本文抜粋:
::::::::

ロックというジャンルの音楽を語る時、まずスポットが当たるポジションは、決まってボーカリストかギタリスト。
おいおい、違うでしょ。
実はドラマーこそがロックを語るうえで最も重要でしょ!
そんな思いのもと、しばらく連載にお付き合いください。
NO.1ロックドラマー:ジョン・デンスモア/The Doors
ベストトラック:Hello I Love You
The Doorsといえば、何といってもリードヴォーカルのジム・モリソン。
さらに「Light My Fire」「Touch Me」などのソングライターとしても評価の高い、ギタリストのロビー・クリューガー。
そして”ロックを演る大学教授”と言われ、ドアーズサウンドの中核を担ったレイ・マンザレクの陰にあって、最も地味な存在であったのが、ジョン・デンスモアであります。

::::::::

掲載エントリー:
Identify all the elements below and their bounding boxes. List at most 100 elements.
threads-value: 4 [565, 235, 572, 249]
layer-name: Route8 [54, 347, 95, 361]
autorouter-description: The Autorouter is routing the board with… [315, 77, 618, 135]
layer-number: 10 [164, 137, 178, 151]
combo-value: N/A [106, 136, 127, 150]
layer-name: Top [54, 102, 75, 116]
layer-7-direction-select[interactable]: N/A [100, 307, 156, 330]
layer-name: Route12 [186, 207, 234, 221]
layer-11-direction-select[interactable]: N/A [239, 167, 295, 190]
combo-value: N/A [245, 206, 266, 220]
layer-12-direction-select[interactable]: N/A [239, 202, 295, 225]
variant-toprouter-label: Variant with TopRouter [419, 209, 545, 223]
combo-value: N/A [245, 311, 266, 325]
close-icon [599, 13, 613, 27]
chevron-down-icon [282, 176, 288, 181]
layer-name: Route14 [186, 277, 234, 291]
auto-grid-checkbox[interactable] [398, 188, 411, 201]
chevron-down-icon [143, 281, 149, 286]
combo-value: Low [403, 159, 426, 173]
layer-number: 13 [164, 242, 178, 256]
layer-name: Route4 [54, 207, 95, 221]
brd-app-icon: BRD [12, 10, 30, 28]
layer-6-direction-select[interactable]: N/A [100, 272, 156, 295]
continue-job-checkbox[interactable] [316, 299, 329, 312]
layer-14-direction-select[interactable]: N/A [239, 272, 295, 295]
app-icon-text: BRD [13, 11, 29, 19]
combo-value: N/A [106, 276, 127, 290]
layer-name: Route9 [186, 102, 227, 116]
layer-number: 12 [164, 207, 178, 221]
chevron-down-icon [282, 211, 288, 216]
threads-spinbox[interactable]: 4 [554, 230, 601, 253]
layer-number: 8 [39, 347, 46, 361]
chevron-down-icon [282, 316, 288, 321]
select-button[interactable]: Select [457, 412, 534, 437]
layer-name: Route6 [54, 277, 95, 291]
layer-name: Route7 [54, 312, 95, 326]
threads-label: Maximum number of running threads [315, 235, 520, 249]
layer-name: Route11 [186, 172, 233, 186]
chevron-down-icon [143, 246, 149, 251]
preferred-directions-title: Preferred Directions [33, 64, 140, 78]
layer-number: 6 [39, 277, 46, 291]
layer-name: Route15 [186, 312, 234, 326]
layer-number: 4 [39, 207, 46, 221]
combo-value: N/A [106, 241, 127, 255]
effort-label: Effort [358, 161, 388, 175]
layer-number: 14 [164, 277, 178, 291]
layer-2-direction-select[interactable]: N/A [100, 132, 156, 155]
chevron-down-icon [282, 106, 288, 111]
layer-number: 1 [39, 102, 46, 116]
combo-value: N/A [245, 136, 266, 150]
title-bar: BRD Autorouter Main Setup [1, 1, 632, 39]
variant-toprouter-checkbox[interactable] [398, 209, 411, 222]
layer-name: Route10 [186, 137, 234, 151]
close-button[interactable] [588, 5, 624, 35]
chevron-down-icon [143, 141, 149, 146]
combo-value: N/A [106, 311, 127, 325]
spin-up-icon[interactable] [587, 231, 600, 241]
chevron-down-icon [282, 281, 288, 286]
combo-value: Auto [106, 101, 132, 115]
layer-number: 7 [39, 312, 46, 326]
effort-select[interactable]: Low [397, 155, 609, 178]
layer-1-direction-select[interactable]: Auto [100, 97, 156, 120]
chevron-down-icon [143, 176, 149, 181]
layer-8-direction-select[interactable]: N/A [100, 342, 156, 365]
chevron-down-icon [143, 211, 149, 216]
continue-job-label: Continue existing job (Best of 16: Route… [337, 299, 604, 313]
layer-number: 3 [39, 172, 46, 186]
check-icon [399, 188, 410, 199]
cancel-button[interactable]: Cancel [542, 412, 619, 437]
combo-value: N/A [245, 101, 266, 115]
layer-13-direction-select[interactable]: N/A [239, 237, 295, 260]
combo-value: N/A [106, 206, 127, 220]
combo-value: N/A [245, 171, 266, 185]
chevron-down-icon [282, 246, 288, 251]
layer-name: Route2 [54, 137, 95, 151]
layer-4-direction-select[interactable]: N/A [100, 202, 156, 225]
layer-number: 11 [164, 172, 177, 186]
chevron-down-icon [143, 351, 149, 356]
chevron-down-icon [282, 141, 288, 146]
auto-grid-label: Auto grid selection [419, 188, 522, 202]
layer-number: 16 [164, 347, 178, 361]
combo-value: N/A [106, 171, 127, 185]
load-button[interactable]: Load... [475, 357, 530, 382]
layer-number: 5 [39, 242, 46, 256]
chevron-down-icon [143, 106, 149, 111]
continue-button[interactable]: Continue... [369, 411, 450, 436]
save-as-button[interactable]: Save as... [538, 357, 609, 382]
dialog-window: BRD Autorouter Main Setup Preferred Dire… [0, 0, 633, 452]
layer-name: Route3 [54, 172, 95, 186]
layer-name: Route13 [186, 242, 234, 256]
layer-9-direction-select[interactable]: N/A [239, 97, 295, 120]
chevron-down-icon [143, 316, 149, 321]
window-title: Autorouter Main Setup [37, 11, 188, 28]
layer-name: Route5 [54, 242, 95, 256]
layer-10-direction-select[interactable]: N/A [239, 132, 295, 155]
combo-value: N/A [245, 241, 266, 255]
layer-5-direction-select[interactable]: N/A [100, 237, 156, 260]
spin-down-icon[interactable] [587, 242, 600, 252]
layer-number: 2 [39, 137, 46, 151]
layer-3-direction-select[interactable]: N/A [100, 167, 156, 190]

::::::::

設問:
- a) 次の(i)〜(iii)がロックドラマーについての文章の内容と一致するかどうかを、それぞれ「はい」か「いいえ」で答え、判断の決め手となる本文の語句をそのまま引用してください。(i) 筆者は、ロックを語るうえで最も重要なのはドラマーだと述べている。(ii) 「Light My Fire」のソングライターとして評価が高いのはジム・モリソンだとされている。(iii) ジョン・デンスモアのベストトラックとして「Hello I Love You」が挙げられている。
- b) エントリーの先頭から「threads-label: Maximum number」を含む行までを、「chevron-down-icon」を「arrow-down-icon」に差し替え、それ以外は変えずに書き直してください。

解答:
- a)
(i) はい。「実はドラマーこそがロックを語るうえで最も重要でしょ!」
(ii) いいえ。「さらに「Light My Fire」「Touch Me」などのソングライターとしても評価の高い、ギタリストのロビー・クリューガー。」
(iii) はい。「ベストトラック:Hello I Love You」

- b)
Identify all the elements below and their bounding boxes. List at most 100 elements.
threads-value: 4 [565, 235, 572, 249]
layer-name: Route8 [54, 347, 95, 361]
autorouter-description: The Autorouter is routing the board with… [315, 77, 618, 135]
layer-number: 10 [164, 137, 178, 151]
combo-value: N/A [106, 136, 127, 150]
layer-name: Top [54, 102, 75, 116]
layer-7-direction-select[interactable]: N/A [100, 307, 156, 330]
layer-name: Route12 [186, 207, 234, 221]
layer-11-direction-select[interactable]: N/A [239, 167, 295, 190]
combo-value: N/A [245, 206, 266, 220]
layer-12-direction-select[interactable]: N/A [239, 202, 295, 225]
variant-toprouter-label: Variant with TopRouter [419, 209, 545, 223]
combo-value: N/A [245, 311, 266, 325]
close-icon [599, 13, 613, 27]
arrow-down-icon [282, 176, 288, 181]
layer-name: Route14 [186, 277, 234, 291]
auto-grid-checkbox[interactable] [398, 188, 411, 201]
arrow-down-icon [143, 281, 149, 286]
combo-value: Low [403, 159, 426, 173]
layer-number: 13 [164, 242, 178, 256]
layer-name: Route4 [54, 207, 95, 221]
brd-app-icon: BRD [12, 10, 30, 28]
layer-6-direction-select[interactable]: N/A [100, 272, 156, 295]
continue-job-checkbox[interactable] [316, 299, 329, 312]
layer-14-direction-select[interactable]: N/A [239, 272, 295, 295]
app-icon-text: BRD [13, 11, 29, 19]
combo-value: N/A [106, 276, 127, 290]
layer-name: Route9 [186, 102, 227, 116]
layer-number: 12 [164, 207, 178, 221]
arrow-down-icon [282, 211, 288, 216]
threads-spinbox[interactable]: 4 [554, 230, 601, 253]
layer-number: 8 [39, 347, 46, 361]
arrow-down-icon [282, 316, 288, 321]
select-button[interactable]: Select [457, 412, 534, 437]
layer-name: Route6 [54, 277, 95, 291]
layer-name: Route7 [54, 312, 95, 326]
threads-label: Maximum number of running threads [315, 235, 520, 249]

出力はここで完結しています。